_Work to do_
Copy the records below exactly as they are written.

_Data shown_
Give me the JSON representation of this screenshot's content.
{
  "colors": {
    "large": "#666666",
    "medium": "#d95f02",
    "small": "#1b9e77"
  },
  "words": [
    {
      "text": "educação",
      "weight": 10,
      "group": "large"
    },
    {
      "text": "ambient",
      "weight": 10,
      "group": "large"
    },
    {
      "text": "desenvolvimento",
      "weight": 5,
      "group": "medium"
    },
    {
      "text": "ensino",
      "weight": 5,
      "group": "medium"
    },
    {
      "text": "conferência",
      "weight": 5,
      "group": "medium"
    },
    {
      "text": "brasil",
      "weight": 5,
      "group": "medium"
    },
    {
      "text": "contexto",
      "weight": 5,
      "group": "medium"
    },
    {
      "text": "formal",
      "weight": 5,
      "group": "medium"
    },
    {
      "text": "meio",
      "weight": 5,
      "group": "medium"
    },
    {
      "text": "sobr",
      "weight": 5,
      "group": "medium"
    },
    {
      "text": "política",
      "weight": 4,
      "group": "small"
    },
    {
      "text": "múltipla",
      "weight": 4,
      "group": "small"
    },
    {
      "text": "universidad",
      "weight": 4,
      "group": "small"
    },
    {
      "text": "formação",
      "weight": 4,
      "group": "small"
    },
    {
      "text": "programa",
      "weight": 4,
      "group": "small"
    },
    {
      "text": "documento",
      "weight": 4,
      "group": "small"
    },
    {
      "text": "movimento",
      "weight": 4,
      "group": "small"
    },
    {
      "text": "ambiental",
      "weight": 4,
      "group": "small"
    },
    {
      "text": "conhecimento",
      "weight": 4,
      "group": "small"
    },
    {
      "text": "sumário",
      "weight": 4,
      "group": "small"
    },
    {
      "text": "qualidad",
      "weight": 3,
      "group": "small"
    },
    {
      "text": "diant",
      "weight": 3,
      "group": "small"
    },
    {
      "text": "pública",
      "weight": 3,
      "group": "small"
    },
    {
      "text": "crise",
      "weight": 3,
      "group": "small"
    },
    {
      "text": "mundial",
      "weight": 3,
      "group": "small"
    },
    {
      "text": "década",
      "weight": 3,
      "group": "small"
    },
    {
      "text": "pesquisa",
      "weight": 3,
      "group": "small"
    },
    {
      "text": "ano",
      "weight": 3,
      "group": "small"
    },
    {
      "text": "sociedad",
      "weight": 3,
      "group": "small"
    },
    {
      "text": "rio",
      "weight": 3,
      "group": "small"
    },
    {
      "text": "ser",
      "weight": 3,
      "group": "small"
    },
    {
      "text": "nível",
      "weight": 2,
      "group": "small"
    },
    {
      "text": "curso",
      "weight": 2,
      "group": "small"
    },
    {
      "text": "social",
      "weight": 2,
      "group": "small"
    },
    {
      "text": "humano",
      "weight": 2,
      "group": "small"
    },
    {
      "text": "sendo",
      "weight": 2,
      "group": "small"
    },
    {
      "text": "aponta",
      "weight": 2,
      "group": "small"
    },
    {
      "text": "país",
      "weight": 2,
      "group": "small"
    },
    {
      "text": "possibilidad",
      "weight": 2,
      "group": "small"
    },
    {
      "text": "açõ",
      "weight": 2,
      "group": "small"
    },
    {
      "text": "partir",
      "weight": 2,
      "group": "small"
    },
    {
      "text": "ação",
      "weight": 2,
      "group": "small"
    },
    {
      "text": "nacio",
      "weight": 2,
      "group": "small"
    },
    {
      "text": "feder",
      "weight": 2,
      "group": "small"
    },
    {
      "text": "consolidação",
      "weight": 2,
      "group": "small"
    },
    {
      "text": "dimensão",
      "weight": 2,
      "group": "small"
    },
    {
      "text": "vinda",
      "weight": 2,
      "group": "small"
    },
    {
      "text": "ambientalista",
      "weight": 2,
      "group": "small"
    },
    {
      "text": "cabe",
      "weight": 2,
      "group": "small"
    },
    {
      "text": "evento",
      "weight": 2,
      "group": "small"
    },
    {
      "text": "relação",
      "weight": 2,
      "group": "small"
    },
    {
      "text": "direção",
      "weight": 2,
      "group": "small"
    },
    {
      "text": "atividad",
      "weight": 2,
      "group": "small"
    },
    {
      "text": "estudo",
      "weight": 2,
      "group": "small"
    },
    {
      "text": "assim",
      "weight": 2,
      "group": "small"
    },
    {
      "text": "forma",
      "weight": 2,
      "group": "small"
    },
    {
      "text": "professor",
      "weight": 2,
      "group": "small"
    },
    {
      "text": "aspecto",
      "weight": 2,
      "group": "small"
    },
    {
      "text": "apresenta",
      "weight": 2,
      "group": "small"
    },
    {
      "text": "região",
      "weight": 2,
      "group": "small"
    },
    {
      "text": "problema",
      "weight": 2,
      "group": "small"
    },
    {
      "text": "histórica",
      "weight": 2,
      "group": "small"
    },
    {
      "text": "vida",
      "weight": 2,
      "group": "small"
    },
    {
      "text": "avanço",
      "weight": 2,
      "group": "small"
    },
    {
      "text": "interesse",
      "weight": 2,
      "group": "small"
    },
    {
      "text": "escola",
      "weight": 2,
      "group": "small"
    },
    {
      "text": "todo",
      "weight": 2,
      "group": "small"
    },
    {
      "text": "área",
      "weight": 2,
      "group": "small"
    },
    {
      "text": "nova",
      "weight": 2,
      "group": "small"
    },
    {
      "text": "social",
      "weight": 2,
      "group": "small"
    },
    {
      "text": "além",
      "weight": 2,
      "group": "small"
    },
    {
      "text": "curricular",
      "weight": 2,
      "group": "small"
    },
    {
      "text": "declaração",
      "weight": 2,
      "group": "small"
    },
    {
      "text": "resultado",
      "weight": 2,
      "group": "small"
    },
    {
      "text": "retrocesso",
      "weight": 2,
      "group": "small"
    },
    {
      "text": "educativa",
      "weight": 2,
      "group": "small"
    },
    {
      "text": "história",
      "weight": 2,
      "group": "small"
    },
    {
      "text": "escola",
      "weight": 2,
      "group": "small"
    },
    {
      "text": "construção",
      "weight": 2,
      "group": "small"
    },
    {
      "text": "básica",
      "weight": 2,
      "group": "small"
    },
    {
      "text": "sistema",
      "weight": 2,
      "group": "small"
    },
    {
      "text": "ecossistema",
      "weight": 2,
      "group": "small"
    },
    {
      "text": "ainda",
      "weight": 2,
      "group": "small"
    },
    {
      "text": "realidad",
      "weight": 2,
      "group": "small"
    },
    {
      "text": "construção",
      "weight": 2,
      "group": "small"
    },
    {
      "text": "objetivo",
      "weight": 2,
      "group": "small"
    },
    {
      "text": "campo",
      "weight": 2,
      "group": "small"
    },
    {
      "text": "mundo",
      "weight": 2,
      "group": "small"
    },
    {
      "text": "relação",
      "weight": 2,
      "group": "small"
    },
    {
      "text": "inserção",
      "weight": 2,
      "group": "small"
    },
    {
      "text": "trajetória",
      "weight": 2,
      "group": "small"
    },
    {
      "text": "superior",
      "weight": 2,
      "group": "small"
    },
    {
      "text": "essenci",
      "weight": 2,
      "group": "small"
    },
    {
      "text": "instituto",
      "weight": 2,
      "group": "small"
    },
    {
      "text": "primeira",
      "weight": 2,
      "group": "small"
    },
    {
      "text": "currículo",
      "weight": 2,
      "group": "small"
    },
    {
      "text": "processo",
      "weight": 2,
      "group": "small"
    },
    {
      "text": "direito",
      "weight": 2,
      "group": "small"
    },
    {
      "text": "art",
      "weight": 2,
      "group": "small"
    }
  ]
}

_Final result_
Give me the JSON representation of this screenshot's content.
{
  "colors": {
    "large": "#666666",
    "medium": "#d95f02",
    "small": "#1b9e77"
  },
  "words": [
    {
      "text": "educação",
      "weight": 10,
      "group": "large"
    },
    {
      "text": "ambient",
      "weight": 10,
      "group": "large"
    },
    {
      "text": "desenvolvimento",
      "weight": 5,
      "group": "medium"
    },
    {
      "text": "ensino",
      "weight": 5,
      "group": "medium"
    },
    {
      "text": "conferência",
      "weight": 5,
      "group": "medium"
    },
    {
      "text": "brasil",
      "weight": 5,
      "group": "medium"
    },
    {
      "text": "contexto",
      "weight": 5,
      "group": "medium"
    },
    {
      "text": "formal",
      "weight": 5,
      "group": "medium"
    },
    {
      "text": "meio",
      "weight": 5,
      "group": "medium"
    },
    {
      "text": "sobr",
      "weight": 5,
      "group": "medium"
    },
    {
      "text": "política",
      "weight": 4,
      "group": "small"
    },
    {
      "text": "múltipla",
      "weight": 4,
      "group": "small"
    },
    {
      "text": "universidad",
      "weight": 4,
      "group": "small"
    },
    {
      "text": "formação",
      "weight": 4,
      "group": "small"
    },
    {
      "text": "programa",
      "weight": 4,
      "group": "small"
    },
    {
      "text": "documento",
      "weight": 4,
      "group": "small"
    },
    {
      "text": "movimento",
      "weight": 4,
      "group": "small"
    },
    {
      "text": "ambiental",
      "weight": 4,
      "group": "small"
    },
    {
      "text": "conhecimento",
      "weight": 4,
      "group": "small"
    },
    {
      "text": "sumário",
      "weight": 4,
      "group": "small"
    },
    {
      "text": "qualidad",
      "weight": 3,
      "group": "small"
    },
    {
      "text": "diant",
      "weight": 3,
      "group": "small"
    },
    {
      "text": "pública",
      "weight": 3,
      "group": "small"
    },
    {
      "text": "crise",
      "weight": 3,
      "group": "small"
    },
    {
      "text": "mundial",
      "weight": 3,
      "group": "small"
    },
    {
      "text": "década",
      "weight": 3,
      "group": "small"
    },
    {
      "text": "pesquisa",
      "weight": 3,
      "group": "small"
    },
    {
      "text": "ano",
      "weight": 3,
      "group": "small"
    },
    {
      "text": "sociedad",
      "weight": 3,
      "group": "small"
    },
    {
      "text": "rio",
      "weight": 3,
      "group": "small"
    },
    {
      "text": "ser",
      "weight": 3,
      "group": "small"
    },
    {
      "text": "nível",
      "weight": 2,
      "group": "small"
    },
    {
      "text": "curso",
      "weight": 2,
      "group": "small"
    },
    {
      "text": "social",
      "weight": 2,
      "group": "small"
    },
    {
      "text": "humano",
      "weight": 2,
      "group": "small"
    },
    {
      "text": "sendo",
      "weight": 2,
      "group": "small"
    },
    {
      "text": "aponta",
      "weight": 2,
      "group": "small"
    },
    {
      "text": "país",
      "weight": 2,
      "group": "small"
    },
    {
      "text": "possibilidad",
      "weight": 2,
      "group": "small"
    },
    {
      "text": "açõ",
      "weight": 2,
      "group": "small"
    },
    {
      "text": "partir",
      "weight": 2,
      "group": "small"
    },
    {
      "text": "ação",
      "weight": 2,
      "group": "small"
    },
    {
      "text": "nacio",
      "weight": 2,
      "group": "small"
    },
    {
      "text": "feder",
      "weight": 2,
      "group": "small"
    },
    {
      "text": "consolidação",
      "weight": 2,
      "group": "small"
    },
    {
      "text": "dimensão",
      "weight": 2,
      "group": "small"
    },
    {
      "text": "vinda",
      "weight": 2,
      "group": "small"
    },
    {
      "text": "ambientalista",
      "weight": 2,
      "group": "small"
    },
    {
      "text": "cabe",
      "weight": 2,
      "group": "small"
    },
    {
      "text": "evento",
      "weight": 2,
      "group": "small"
    },
    {
      "text": "relação",
      "weight": 2,
      "group": "small"
    },
    {
      "text": "direção",
      "weight": 2,
      "group": "small"
    },
    {
      "text": "atividad",
      "weight": 2,
      "group": "small"
    },
    {
      "text": "estudo",
      "weight": 2,
      "group": "small"
    },
    {
      "text": "assim",
      "weight": 2,
      "group": "small"
    },
    {
      "text": "forma",
      "weight": 2,
      "group": "small"
    },
    {
      "text": "professor",
      "weight": 2,
      "group": "small"
    },
    {
      "text": "aspecto",
      "weight": 2,
      "group": "small"
    },
    {
      "text": "apresenta",
      "weight": 2,
      "group": "small"
    },
    {
      "text": "região",
      "weight": 2,
      "group": "small"
    },
    {
      "text": "problema",
      "weight": 2,
      "group": "small"
    },
    {
      "text": "histórica",
      "weight": 2,
      "group": "small"
    },
    {
      "text": "vida",
      "weight": 2,
      "group": "small"
    },
    {
      "text": "avanço",
      "weight": 2,
      "group": "small"
    },
    {
      "text": "interesse",
      "weight": 2,
      "group": "small"
    },
    {
      "text": "escola",
      "weight": 2,
      "group": "small"
    },
    {
      "text": "todo",
      "weight": 2,
      "group": "small"
    },
    {
      "text": "área",
      "weight": 2,
      "group": "small"
    },
    {
      "text": "nova",
      "weight": 2,
      "group": "small"
    },
    {
      "text": "social",
      "weight": 2,
      "group": "small"
    },
    {
      "text": "além",
      "weight": 2,
      "group": "small"
    },
    {
      "text": "curricular",
      "weight": 2,
      "group": "small"
    },
    {
      "text": "declaração",
      "weight": 2,
      "group": "small"
    },
    {
      "text": "resultado",
      "weight": 2,
      "group": "small"
    },
    {
      "text": "retrocesso",
      "weight": 2,
      "group": "small"
    },
    {
      "text": "educativa",
      "weight": 2,
      "group": "small"
    },
    {
      "text": "história",
      "weight": 2,
      "group": "small"
    },
    {
      "text": "escola",
      "weight": 2,
      "group": "small"
    },
    {
      "text": "construção",
      "weight": 2,
      "group": "small"
    },
    {
      "text": "básica",
      "weight": 2,
      "group": "small"
    },
    {
      "text": "sistema",
      "weight": 2,
      "group": "small"
    },
    {
      "text": "ecossistema",
      "weight": 2,
      "group": "small"
    },
    {
      "text": "ainda",
      "weight": 2,
      "group": "small"
    },
    {
      "text": "realidad",
      "weight": 2,
      "group": "small"
    },
    {
      "text": "construção",
      "weight": 2,
      "group": "small"
    },
    {
      "text": "objetivo",
      "weight": 2,
      "group": "small"
    },
    {
      "text": "campo",
      "weight": 2,
      "group": "small"
    },
    {
      "text": "mundo",
      "weight": 2,
      "group": "small"
    },
    {
      "text": "relação",
      "weight": 2,
      "group": "small"
    },
    {
      "text": "inserção",
      "weight": 2,
      "group": "small"
    },
    {
      "text": "trajetória",
      "weight": 2,
      "group": "small"
    },
    {
      "text": "superior",
      "weight": 2,
      "group": "small"
    },
    {
      "text": "essenci",
      "weight": 2,
      "group": "small"
    },
    {
      "text": "instituto",
      "weight": 2,
      "group": "small"
    },
    {
      "text": "primeira",
      "weight": 2,
      "group": "small"
    },
    {
      "text": "currículo",
      "weight": 2,
      "group": "small"
    },
    {
      "text": "processo",
      "weight": 2,
      "group": "small"
    },
    {
      "text": "direito",
      "weight": 2,
      "group": "small"
    },
    {
      "text": "art",
      "weight": 2,
      "group": "small"
    }
  ]
}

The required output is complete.